Given task 1 |
Rewrite everything from "[edit] Hardware and" down to "Jun 3 2010)" in the tutorial, putting "2010b" wherever "2008a" appears.

Document |
========================================================================

Author: Kaushal Buch (Version 1)

Expected completion time: 2 hours

Contents 1 Hardware and software used for this tutorial 2 Introduction 3 Setup 4 Design of Digital Noise Source 5 Creating LFSR Design 5.1 Create a New Model 5.2 Adding a register 5.3 Creating a module for register bank 5.4 Duplicating register bank modules 5.5 Leap Forward Logic 5.6 Creating subsystem for LFSR 5.7 Preparing the LFSR block for compilation 5.8 Converting the LFSR block into a subsystem 6 Adding software registers & snap block 7 Compiling the design 8 Running the design 9 Adding more LFSR blocks to the design 10 Towards Gaussian Output 11 Conclusion

[edit] Hardware and software used for this tutorial

Hardware/Software	Description
PC	Dell Intel(R) Core(TM) i3 CPU 530 @ 2.93GHz width 64 bit & 4GB RAM
OS	Linux 2.6.35-30-generic #54-Ubuntu 10.10 SMP x86_64 GNU/Linux
Matlab	2008a
Xilinx	ISE version 11.5
CASPER lib	gits_100511
Python	version 2.6 (with stats-py package)
corr package	corr-0.6.5
minicom	version 2.4 ( compiled on Jun 3 2010)

========================================================================

Given task 2 |
Please output everything in the listing from the line containing "svg-text:ISLAMIC VILLAGE: ISLAMIC" down to the line containing "svg-text:SHARIA: SHARIA (33, 65, 69, 74)", reproducing each of those lines exactly.

========================================================================

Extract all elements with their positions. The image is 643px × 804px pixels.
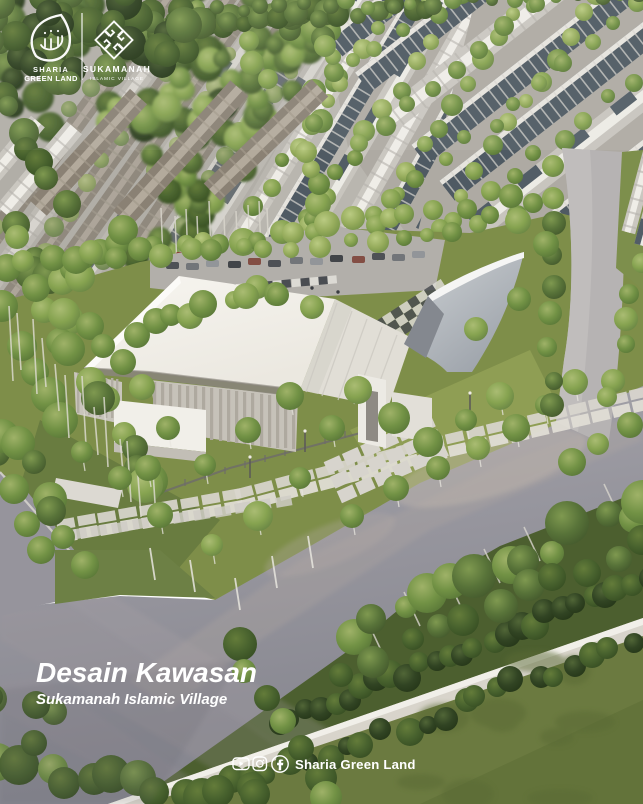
svg-text:ISLAMIC VILLAGE: ISLAMIC VILLAGE (90, 76, 144, 82)
svg-text:Sukamanah Islamic Village: Sukamanah Islamic Village (36, 691, 227, 708)
svg-text:Desain Kawasan: Desain Kawasan (36, 657, 257, 688)
svg-text:SUKAMANAH: SUKAMANAH (83, 64, 151, 74)
svg-text:Sharia Green Land: Sharia Green Land (295, 757, 416, 772)
svg-text:SHARIA: SHARIA (33, 65, 69, 74)
svg-text:GREEN LAND: GREEN LAND (24, 74, 78, 83)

========================================================================

Full output 1 |
[edit] Hardware and software used for this tutorial

Hardware/Software	Description
PC	Dell Intel(R) Core(TM) i3 CPU 530 @ 2.93GHz width 64 bit & 4GB RAM
OS	Linux 2.6.35-30-generic #54-Ubuntu 10.10 SMP x86_64 GNU/Linux
Matlab	2010b
Xilinx	ISE version 11.5
CASPER lib	gits_100511
Python	version 2.6 (with stats-py package)
corr package	corr-0.6.5
minicom	version 2.4 ( compiled on Jun 3 2010)

Full output 2 |
svg-text:ISLAMIC VILLAGE: ISLAMIC VILLAGE (90, 76, 144, 82)
svg-text:Sukamanah Islamic Village: Sukamanah Islamic Village (36, 691, 227, 708)
svg-text:Desain Kawasan: Desain Kawasan (36, 657, 257, 688)
svg-text:SUKAMANAH: SUKAMANAH (83, 64, 151, 74)
svg-text:Sharia Green Land: Sharia Green Land (295, 757, 416, 772)
svg-text:SHARIA: SHARIA (33, 65, 69, 74)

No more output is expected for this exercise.